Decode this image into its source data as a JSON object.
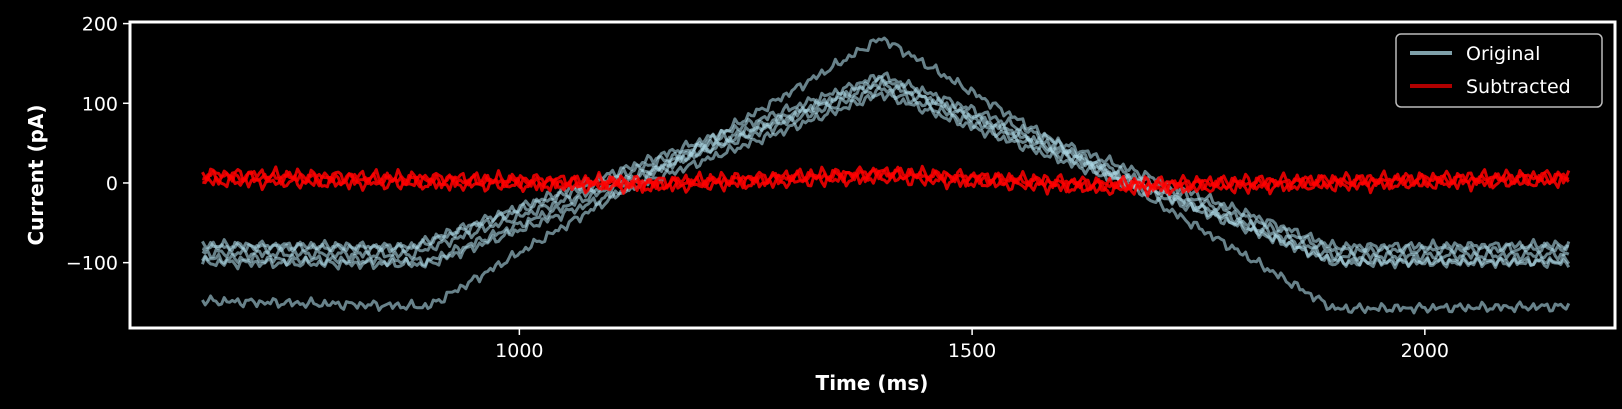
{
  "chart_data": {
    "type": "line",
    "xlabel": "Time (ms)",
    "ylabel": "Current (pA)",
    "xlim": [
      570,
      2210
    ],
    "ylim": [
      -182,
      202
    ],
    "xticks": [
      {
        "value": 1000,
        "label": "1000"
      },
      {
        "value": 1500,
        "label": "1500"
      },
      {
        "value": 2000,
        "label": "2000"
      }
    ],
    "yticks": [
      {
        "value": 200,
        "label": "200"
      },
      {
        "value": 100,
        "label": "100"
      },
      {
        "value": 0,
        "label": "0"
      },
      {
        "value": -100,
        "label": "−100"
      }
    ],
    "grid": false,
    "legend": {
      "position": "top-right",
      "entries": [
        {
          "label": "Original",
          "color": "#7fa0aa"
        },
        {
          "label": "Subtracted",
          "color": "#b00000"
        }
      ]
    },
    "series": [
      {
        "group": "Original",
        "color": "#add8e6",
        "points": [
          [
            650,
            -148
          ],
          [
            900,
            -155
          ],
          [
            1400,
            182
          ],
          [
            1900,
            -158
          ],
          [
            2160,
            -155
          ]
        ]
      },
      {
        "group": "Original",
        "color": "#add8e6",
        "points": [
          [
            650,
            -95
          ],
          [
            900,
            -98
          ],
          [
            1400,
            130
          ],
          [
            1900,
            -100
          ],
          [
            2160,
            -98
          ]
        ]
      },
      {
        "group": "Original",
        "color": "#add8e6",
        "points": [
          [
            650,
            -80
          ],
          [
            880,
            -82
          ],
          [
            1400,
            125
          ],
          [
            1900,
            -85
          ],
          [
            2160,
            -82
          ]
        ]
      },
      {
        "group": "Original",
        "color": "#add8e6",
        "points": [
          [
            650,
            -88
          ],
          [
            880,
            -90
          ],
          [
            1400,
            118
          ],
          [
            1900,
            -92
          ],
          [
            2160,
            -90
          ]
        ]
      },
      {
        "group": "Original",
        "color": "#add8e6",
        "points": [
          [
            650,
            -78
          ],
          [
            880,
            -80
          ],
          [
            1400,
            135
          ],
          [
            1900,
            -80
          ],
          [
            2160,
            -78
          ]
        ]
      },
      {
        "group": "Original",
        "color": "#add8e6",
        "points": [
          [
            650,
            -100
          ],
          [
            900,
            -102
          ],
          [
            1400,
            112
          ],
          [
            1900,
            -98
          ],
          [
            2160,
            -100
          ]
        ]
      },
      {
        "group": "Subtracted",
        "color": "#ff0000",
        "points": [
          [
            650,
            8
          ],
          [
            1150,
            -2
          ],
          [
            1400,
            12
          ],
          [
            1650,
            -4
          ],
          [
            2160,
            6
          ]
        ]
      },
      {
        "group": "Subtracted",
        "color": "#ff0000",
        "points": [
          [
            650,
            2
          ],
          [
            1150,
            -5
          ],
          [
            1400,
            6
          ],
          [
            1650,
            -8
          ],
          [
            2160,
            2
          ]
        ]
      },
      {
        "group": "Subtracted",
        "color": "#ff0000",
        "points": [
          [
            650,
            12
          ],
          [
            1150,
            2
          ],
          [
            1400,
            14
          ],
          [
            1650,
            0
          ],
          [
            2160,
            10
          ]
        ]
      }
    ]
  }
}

→ **TASK REQUIREMENTS**
Your copy should hold every record word for word and none of the pictures.

→ **EXERCISE ANSWER**
Decode this image into its source data as a JSON object.
{
  "chart_data": {
    "type": "line",
    "xlabel": "Time (ms)",
    "ylabel": "Current (pA)",
    "xlim": [
      570,
      2210
    ],
    "ylim": [
      -182,
      202
    ],
    "xticks": [
      {
        "value": 1000,
        "label": "1000"
      },
      {
        "value": 1500,
        "label": "1500"
      },
      {
        "value": 2000,
        "label": "2000"
      }
    ],
    "yticks": [
      {
        "value": 200,
        "label": "200"
      },
      {
        "value": 100,
        "label": "100"
      },
      {
        "value": 0,
        "label": "0"
      },
      {
        "value": -100,
        "label": "−100"
      }
    ],
    "grid": false,
    "legend": {
      "position": "top-right",
      "entries": [
        {
          "label": "Original",
          "color": "#7fa0aa"
        },
        {
          "label": "Subtracted",
          "color": "#b00000"
        }
      ]
    },
    "series": [
      {
        "group": "Original",
        "color": "#add8e6",
        "points": [
          [
            650,
            -148
          ],
          [
            900,
            -155
          ],
          [
            1400,
            182
          ],
          [
            1900,
            -158
          ],
          [
            2160,
            -155
          ]
        ]
      },
      {
        "group": "Original",
        "color": "#add8e6",
        "points": [
          [
            650,
            -95
          ],
          [
            900,
            -98
          ],
          [
            1400,
            130
          ],
          [
            1900,
            -100
          ],
          [
            2160,
            -98
          ]
        ]
      },
      {
        "group": "Original",
        "color": "#add8e6",
        "points": [
          [
            650,
            -80
          ],
          [
            880,
            -82
          ],
          [
            1400,
            125
          ],
          [
            1900,
            -85
          ],
          [
            2160,
            -82
          ]
        ]
      },
      {
        "group": "Original",
        "color": "#add8e6",
        "points": [
          [
            650,
            -88
          ],
          [
            880,
            -90
          ],
          [
            1400,
            118
          ],
          [
            1900,
            -92
          ],
          [
            2160,
            -90
          ]
        ]
      },
      {
        "group": "Original",
        "color": "#add8e6",
        "points": [
          [
            650,
            -78
          ],
          [
            880,
            -80
          ],
          [
            1400,
            135
          ],
          [
            1900,
            -80
          ],
          [
            2160,
            -78
          ]
        ]
      },
      {
        "group": "Original",
        "color": "#add8e6",
        "points": [
          [
            650,
            -100
          ],
          [
            900,
            -102
          ],
          [
            1400,
            112
          ],
          [
            1900,
            -98
          ],
          [
            2160,
            -100
          ]
        ]
      },
      {
        "group": "Subtracted",
        "color": "#ff0000",
        "points": [
          [
            650,
            8
          ],
          [
            1150,
            -2
          ],
          [
            1400,
            12
          ],
          [
            1650,
            -4
          ],
          [
            2160,
            6
          ]
        ]
      },
      {
        "group": "Subtracted",
        "color": "#ff0000",
        "points": [
          [
            650,
            2
          ],
          [
            1150,
            -5
          ],
          [
            1400,
            6
          ],
          [
            1650,
            -8
          ],
          [
            2160,
            2
          ]
        ]
      },
      {
        "group": "Subtracted",
        "color": "#ff0000",
        "points": [
          [
            650,
            12
          ],
          [
            1150,
            2
          ],
          [
            1400,
            14
          ],
          [
            1650,
            0
          ],
          [
            2160,
            10
          ]
        ]
      }
    ]
  }
}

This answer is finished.